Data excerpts

------------------------

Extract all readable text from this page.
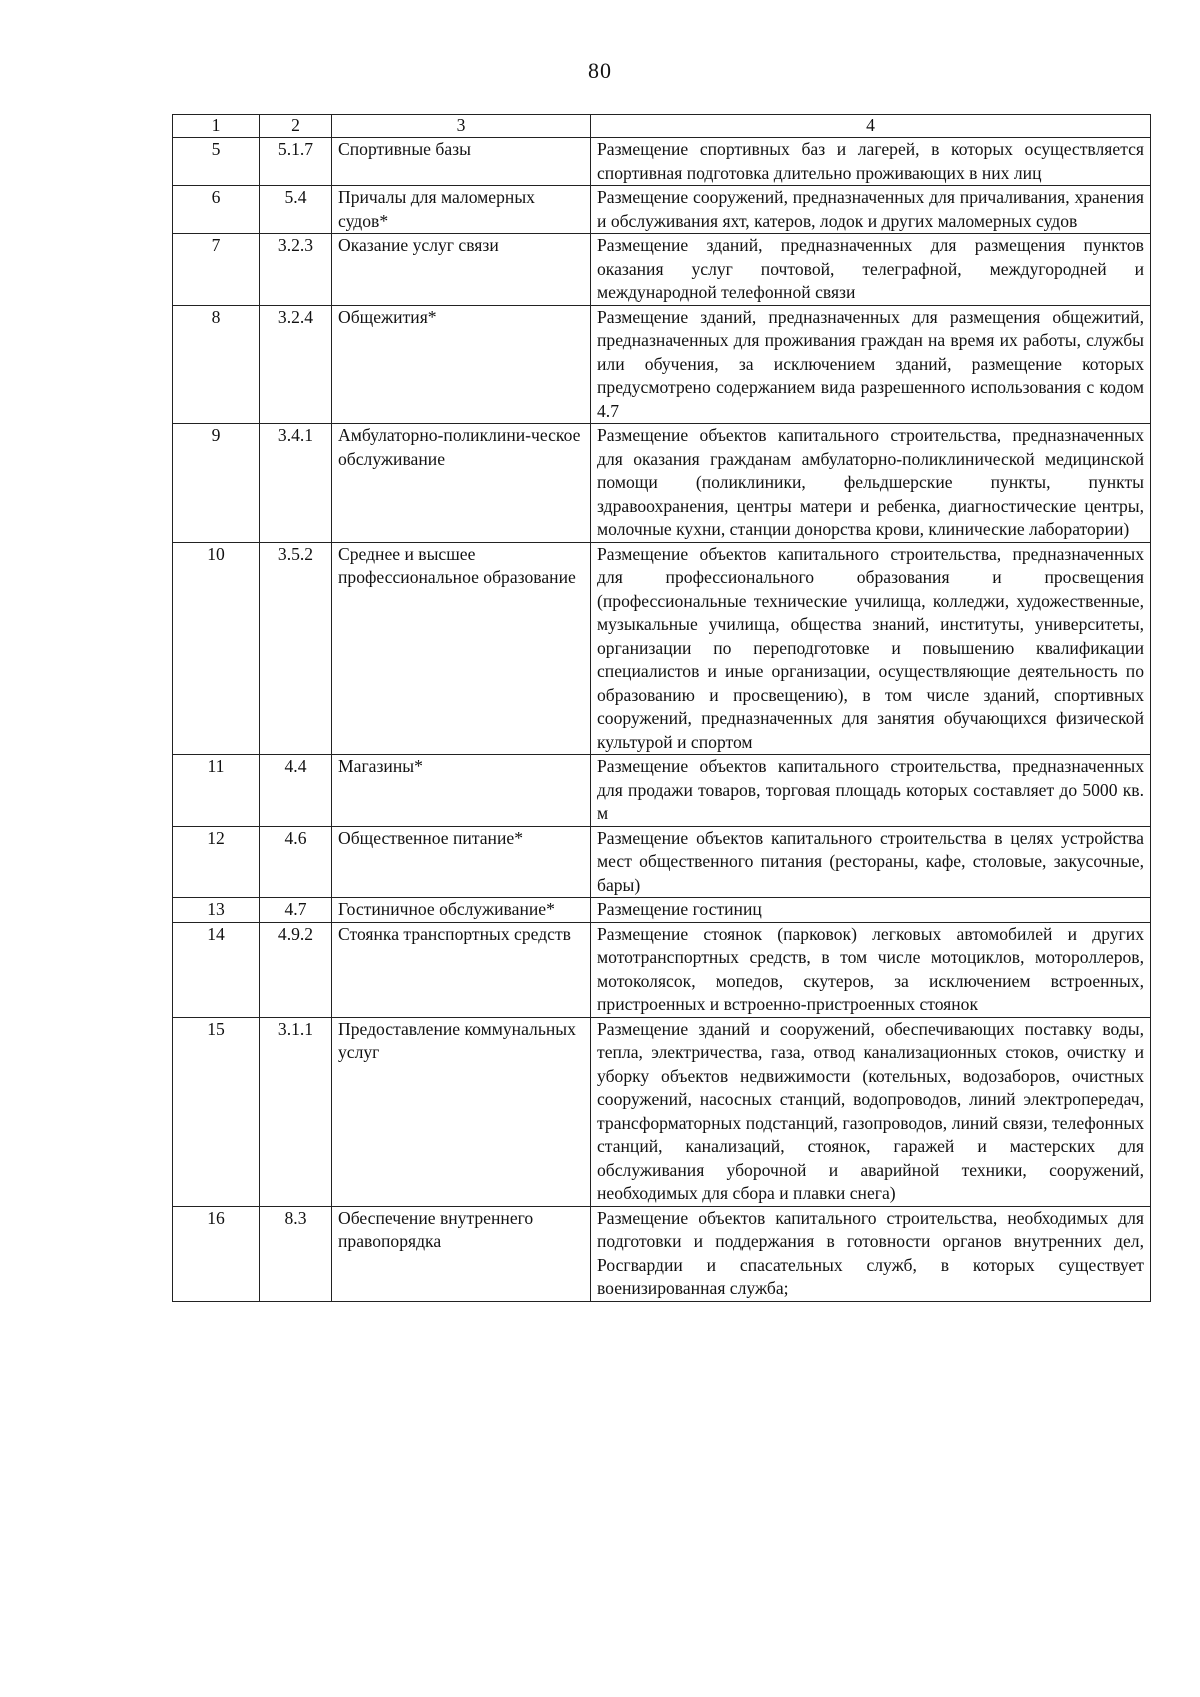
80
1	2	3	4
5	5.1.7	Спортивные базы	Размещение спортивных баз и лагерей, в которых осуществляется спортивная подготовка длительно проживающих в них лиц
6	5.4	Причалы для маломерных судов*	Размещение сооружений, предназначенных для причаливания, хранения и обслуживания яхт, катеров, лодок и других маломерных судов
7	3.2.3	Оказание услуг связи	Размещение зданий, предназначенных для размещения пунктов оказания услуг почтовой, телеграфной, междугородней и международной телефонной связи
8	3.2.4	Общежития*	Размещение зданий, предназначенных для размещения общежитий, предназначенных для проживания граждан на время их работы, службы или обучения, за исключением зданий, размещение которых предусмотрено содержанием вида разрешенного использования с кодом 4.7
9	3.4.1	Амбулаторно-поликлини-ческое обслуживание	Размещение объектов капитального строительства, предназначенных для оказания гражданам амбулаторно-поликлинической медицинской помощи (поликлиники, фельдшерские пункты, пункты здравоохранения, центры матери и ребенка, диагностические центры, молочные кухни, станции донорства крови, клинические лаборатории)
10	3.5.2	Среднее и высшее профессиональное образование	Размещение объектов капитального строительства, предназначенных для профессионального образования и просвещения (профессиональные технические училища, колледжи, художественные, музыкальные училища, общества знаний, институты, университеты, организации по переподготовке и повышению квалификации специалистов и иные организации, осуществляющие деятельность по образованию и просвещению), в том числе зданий, спортивных сооружений, предназначенных для занятия обучающихся физической культурой и спортом
11	4.4	Магазины*	Размещение объектов капитального строительства, предназначенных для продажи товаров, торговая площадь которых составляет до 5000 кв. м
12	4.6	Общественное питание*	Размещение объектов капитального строительства в целях устройства мест общественного питания (рестораны, кафе, столовые, закусочные, бары)
13	4.7	Гостиничное обслуживание*	Размещение гостиниц
14	4.9.2	Стоянка транспортных средств	Размещение стоянок (парковок) легковых автомобилей и других мототранспортных средств, в том числе мотоциклов, мотороллеров, мотоколясок, мопедов, скутеров, за исключением встроенных, пристроенных и встроенно-пристроенных стоянок
15	3.1.1	Предоставление коммунальных услуг	Размещение зданий и сооружений, обеспечивающих поставку воды, тепла, электричества, газа, отвод канализационных стоков, очистку и уборку объектов недвижимости (котельных, водозаборов, очистных сооружений, насосных станций, водопроводов, линий электропередач, трансформаторных подстанций, газопроводов, линий связи, телефонных станций, канализаций, стоянок, гаражей и мастерских для обслуживания уборочной и аварийной техники, сооружений, необходимых для сбора и плавки снега)
16	8.3	Обеспечение внутреннего правопорядка	Размещение объектов капитального строительства, необходимых для подготовки и поддержания в готовности органов внутренних дел, Росгвардии и спасательных служб, в которых существует военизированная служба;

------------------------

_WHAT YOU ARE ASKED TO DO_
Scan the listing above for the word "связи" and show each line where it is found.

_EXPECTED ANSWER_
7	3.2.3	Оказание услуг связи	Размещение зданий, предназначенных для размещения пунктов оказания услуг почтовой, телеграфной, междугородней и международной телефонной связи
15	3.1.1	Предоставление коммунальных услуг	Размещение зданий и сооружений, обеспечивающих поставку воды, тепла, электричества, газа, отвод канализационных стоков, очистку и уборку объектов недвижимости (котельных, водозаборов, очистных сооружений, насосных станций, водопроводов, линий электропередач, трансформаторных подстанций, газопроводов, линий связи, телефонных станций, канализаций, стоянок, гаражей и мастерских для обслуживания уборочной и аварийной техники, сооружений, необходимых для сбора и плавки снега)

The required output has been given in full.